[Part of a data file]
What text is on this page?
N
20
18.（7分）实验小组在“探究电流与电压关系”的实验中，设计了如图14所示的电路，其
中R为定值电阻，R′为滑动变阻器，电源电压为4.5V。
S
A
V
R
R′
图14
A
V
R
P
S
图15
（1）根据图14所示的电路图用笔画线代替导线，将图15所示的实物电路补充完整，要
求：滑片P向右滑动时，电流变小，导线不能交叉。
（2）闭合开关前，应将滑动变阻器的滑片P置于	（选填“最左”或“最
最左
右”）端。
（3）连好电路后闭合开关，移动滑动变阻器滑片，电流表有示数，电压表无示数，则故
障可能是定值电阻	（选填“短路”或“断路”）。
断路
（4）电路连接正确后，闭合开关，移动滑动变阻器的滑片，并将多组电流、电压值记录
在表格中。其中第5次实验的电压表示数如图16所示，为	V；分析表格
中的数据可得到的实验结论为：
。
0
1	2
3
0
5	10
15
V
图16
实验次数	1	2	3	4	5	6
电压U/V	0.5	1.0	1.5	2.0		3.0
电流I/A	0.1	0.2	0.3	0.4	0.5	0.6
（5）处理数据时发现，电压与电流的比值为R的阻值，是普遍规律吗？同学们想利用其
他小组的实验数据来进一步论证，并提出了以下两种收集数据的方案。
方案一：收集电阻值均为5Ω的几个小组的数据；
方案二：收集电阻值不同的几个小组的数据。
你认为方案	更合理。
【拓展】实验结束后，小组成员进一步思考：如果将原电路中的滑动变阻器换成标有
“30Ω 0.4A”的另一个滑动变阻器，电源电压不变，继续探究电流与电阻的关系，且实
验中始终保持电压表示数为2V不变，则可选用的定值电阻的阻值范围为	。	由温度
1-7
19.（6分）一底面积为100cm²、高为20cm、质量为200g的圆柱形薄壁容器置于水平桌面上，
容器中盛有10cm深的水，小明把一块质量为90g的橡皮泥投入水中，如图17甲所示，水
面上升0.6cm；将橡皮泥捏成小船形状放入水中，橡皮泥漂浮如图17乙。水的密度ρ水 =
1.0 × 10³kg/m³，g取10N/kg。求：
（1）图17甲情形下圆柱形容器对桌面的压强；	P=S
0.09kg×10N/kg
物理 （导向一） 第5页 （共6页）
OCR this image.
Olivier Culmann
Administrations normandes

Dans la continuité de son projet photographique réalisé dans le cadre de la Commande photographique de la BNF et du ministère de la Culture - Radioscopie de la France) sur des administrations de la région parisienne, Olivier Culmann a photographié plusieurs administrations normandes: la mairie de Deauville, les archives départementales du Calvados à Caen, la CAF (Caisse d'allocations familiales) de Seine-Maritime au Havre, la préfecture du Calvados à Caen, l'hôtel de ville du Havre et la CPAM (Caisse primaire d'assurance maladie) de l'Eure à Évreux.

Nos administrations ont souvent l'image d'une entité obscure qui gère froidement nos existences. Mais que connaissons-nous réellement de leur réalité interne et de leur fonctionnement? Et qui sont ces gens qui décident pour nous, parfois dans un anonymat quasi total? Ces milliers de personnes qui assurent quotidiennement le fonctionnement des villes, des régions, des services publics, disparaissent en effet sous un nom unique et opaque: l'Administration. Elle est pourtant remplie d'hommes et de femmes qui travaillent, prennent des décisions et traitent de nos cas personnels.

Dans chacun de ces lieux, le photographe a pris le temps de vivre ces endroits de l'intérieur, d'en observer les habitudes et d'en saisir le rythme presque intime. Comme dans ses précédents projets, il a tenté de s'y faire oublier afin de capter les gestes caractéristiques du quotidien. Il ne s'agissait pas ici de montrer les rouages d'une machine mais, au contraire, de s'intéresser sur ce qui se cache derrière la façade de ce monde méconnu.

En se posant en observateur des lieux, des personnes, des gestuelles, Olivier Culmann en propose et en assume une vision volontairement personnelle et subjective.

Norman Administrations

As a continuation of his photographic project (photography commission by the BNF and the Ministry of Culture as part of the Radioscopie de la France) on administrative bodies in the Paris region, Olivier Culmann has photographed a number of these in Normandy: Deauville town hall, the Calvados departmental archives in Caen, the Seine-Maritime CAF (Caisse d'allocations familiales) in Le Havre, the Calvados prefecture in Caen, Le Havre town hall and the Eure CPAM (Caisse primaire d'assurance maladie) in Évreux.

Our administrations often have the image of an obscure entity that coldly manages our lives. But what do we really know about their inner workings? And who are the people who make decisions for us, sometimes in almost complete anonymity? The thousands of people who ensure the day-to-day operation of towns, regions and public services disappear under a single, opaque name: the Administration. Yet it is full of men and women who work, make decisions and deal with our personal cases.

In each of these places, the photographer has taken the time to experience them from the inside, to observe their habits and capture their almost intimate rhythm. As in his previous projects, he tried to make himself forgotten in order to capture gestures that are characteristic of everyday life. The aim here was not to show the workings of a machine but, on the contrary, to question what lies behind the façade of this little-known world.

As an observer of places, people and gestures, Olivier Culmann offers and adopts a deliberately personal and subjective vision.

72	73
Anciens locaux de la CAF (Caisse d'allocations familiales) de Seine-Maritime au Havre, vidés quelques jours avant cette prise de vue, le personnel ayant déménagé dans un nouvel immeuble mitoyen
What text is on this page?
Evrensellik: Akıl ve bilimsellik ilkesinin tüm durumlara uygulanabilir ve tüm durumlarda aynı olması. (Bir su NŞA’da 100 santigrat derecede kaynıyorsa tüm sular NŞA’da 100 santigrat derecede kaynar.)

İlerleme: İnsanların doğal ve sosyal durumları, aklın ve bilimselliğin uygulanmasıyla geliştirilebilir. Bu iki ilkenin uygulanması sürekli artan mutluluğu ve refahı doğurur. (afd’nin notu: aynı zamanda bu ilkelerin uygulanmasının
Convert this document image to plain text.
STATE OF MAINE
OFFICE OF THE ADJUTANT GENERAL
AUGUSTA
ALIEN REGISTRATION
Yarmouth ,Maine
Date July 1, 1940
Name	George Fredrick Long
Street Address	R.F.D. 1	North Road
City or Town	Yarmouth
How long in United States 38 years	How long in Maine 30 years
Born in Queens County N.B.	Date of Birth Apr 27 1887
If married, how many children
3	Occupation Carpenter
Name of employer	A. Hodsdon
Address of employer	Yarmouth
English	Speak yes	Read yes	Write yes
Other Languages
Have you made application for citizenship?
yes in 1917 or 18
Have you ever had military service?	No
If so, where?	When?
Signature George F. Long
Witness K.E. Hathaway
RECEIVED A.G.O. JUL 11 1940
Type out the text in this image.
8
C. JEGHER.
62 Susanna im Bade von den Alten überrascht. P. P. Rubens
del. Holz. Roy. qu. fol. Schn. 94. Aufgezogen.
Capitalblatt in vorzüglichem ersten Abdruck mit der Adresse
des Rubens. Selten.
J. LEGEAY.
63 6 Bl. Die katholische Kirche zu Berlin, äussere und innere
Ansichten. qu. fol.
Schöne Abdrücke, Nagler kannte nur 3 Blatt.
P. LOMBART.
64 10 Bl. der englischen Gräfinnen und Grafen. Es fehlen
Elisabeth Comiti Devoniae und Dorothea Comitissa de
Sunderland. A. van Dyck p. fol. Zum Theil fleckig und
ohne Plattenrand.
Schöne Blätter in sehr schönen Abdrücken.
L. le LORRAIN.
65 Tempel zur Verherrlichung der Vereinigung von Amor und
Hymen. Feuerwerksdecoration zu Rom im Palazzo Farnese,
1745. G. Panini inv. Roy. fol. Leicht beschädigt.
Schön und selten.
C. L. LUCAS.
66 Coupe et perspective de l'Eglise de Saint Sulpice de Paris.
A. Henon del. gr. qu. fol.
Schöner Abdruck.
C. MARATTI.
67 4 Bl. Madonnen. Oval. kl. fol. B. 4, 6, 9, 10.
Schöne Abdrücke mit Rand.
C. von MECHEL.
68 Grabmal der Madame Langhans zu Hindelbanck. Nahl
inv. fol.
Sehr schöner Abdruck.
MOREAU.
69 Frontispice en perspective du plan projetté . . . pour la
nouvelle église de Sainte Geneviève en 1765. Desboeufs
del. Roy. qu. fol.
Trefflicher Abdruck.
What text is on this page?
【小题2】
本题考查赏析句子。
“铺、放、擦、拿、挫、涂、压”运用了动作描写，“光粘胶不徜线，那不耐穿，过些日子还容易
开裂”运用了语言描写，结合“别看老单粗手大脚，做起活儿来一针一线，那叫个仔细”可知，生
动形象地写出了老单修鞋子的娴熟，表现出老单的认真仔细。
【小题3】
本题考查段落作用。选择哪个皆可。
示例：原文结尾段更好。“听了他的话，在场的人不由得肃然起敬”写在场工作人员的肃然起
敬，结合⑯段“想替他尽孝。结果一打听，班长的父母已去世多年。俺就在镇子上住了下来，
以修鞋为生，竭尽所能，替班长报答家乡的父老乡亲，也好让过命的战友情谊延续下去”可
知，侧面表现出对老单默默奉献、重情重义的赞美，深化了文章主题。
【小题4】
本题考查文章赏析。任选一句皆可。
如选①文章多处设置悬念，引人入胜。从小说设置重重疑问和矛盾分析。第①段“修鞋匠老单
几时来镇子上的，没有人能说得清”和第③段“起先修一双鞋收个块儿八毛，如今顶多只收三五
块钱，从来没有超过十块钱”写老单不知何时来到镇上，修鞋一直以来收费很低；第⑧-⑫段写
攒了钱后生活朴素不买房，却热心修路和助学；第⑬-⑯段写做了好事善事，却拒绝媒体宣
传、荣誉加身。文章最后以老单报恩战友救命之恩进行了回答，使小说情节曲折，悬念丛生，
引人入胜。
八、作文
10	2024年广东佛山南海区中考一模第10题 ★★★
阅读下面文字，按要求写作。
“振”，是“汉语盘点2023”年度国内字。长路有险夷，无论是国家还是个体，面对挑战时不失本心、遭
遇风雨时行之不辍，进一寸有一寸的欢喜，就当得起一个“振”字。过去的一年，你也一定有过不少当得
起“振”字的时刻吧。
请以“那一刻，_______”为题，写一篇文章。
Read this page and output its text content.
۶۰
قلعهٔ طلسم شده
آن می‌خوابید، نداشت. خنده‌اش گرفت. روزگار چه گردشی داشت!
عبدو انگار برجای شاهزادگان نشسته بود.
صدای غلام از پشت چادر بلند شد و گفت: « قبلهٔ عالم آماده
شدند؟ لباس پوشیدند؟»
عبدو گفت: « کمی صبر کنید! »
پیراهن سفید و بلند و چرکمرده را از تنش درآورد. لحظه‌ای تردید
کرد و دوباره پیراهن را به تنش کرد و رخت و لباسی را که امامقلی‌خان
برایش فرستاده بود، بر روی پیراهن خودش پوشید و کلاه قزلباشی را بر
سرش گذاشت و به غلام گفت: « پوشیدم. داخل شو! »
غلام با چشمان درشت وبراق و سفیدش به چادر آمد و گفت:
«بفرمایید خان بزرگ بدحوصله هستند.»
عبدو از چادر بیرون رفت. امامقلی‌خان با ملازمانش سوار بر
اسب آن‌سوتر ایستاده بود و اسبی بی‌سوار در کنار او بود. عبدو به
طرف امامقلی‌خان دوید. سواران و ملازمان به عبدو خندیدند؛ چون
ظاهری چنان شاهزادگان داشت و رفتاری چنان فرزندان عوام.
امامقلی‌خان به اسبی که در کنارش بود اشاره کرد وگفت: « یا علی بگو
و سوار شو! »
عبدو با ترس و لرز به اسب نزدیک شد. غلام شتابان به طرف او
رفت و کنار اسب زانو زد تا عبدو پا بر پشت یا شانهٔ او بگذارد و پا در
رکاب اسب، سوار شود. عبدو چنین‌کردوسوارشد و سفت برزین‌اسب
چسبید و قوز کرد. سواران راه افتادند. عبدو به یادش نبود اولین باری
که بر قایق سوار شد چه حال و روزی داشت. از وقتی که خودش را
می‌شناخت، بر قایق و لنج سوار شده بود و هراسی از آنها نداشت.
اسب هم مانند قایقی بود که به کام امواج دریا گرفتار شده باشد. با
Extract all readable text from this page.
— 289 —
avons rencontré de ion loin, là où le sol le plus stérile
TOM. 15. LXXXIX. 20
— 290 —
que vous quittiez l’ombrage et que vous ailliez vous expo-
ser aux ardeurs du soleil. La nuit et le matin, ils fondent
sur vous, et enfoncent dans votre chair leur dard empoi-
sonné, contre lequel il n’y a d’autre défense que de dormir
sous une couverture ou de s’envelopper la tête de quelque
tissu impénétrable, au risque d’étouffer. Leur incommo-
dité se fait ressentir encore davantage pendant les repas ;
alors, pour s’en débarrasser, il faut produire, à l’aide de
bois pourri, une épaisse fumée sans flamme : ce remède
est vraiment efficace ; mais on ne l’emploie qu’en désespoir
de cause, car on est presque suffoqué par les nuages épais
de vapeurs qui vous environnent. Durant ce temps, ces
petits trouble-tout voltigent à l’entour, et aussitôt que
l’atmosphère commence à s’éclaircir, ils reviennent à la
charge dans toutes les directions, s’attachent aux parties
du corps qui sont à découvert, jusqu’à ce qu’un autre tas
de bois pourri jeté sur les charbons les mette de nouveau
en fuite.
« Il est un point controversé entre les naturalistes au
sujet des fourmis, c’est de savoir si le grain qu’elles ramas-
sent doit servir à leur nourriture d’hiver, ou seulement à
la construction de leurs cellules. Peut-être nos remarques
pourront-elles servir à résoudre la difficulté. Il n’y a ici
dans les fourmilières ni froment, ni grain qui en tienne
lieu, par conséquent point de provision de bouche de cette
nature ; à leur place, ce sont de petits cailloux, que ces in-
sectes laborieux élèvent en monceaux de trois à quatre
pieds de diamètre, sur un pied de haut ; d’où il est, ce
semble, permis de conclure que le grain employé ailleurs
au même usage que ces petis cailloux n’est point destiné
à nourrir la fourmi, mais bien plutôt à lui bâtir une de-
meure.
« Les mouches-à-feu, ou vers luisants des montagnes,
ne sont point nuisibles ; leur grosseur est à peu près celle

### Your task
Take the lines from the one containing "Extract all readable text from this page." to the last line of the material above and write them out exactly.

### Exercise output
Extract all readable text from this page.
— 289 —
avons rencontré de ion loin, là où le sol le plus stérile
TOM. 15. LXXXIX. 20
— 290 —
que vous quittiez l’ombrage et que vous ailliez vous expo-
ser aux ardeurs du soleil. La nuit et le matin, ils fondent
sur vous, et enfoncent dans votre chair leur dard empoi-
sonné, contre lequel il n’y a d’autre défense que de dormir
sous une couverture ou de s’envelopper la tête de quelque
tissu impénétrable, au risque d’étouffer. Leur incommo-
dité se fait ressentir encore davantage pendant les repas ;
alors, pour s’en débarrasser, il faut produire, à l’aide de
bois pourri, une épaisse fumée sans flamme : ce remède
est vraiment efficace ; mais on ne l’emploie qu’en désespoir
de cause, car on est presque suffoqué par les nuages épais
de vapeurs qui vous environnent. Durant ce temps, ces
petits trouble-tout voltigent à l’entour, et aussitôt que
l’atmosphère commence à s’éclaircir, ils reviennent à la
charge dans toutes les directions, s’attachent aux parties
du corps qui sont à découvert, jusqu’à ce qu’un autre tas
de bois pourri jeté sur les charbons les mette de nouveau
en fuite.
« Il est un point controversé entre les naturalistes au
sujet des fourmis, c’est de savoir si le grain qu’elles ramas-
sent doit servir à leur nourriture d’hiver, ou seulement à
la construction de leurs cellules. Peut-être nos remarques
pourront-elles servir à résoudre la difficulté. Il n’y a ici
dans les fourmilières ni froment, ni grain qui en tienne
lieu, par conséquent point de provision de bouche de cette
nature ; à leur place, ce sont de petits cailloux, que ces in-
sectes laborieux élèvent en monceaux de trois à quatre
pieds de diamètre, sur un pied de haut ; d’où il est, ce
semble, permis de conclure que le grain employé ailleurs
au même usage que ces petis cailloux n’est point destiné
à nourrir la fourmi, mais bien plutôt à lui bâtir une de-
meure.
« Les mouches-à-feu, ou vers luisants des montagnes,
ne sont point nuisibles ; leur grosseur est à peu près celle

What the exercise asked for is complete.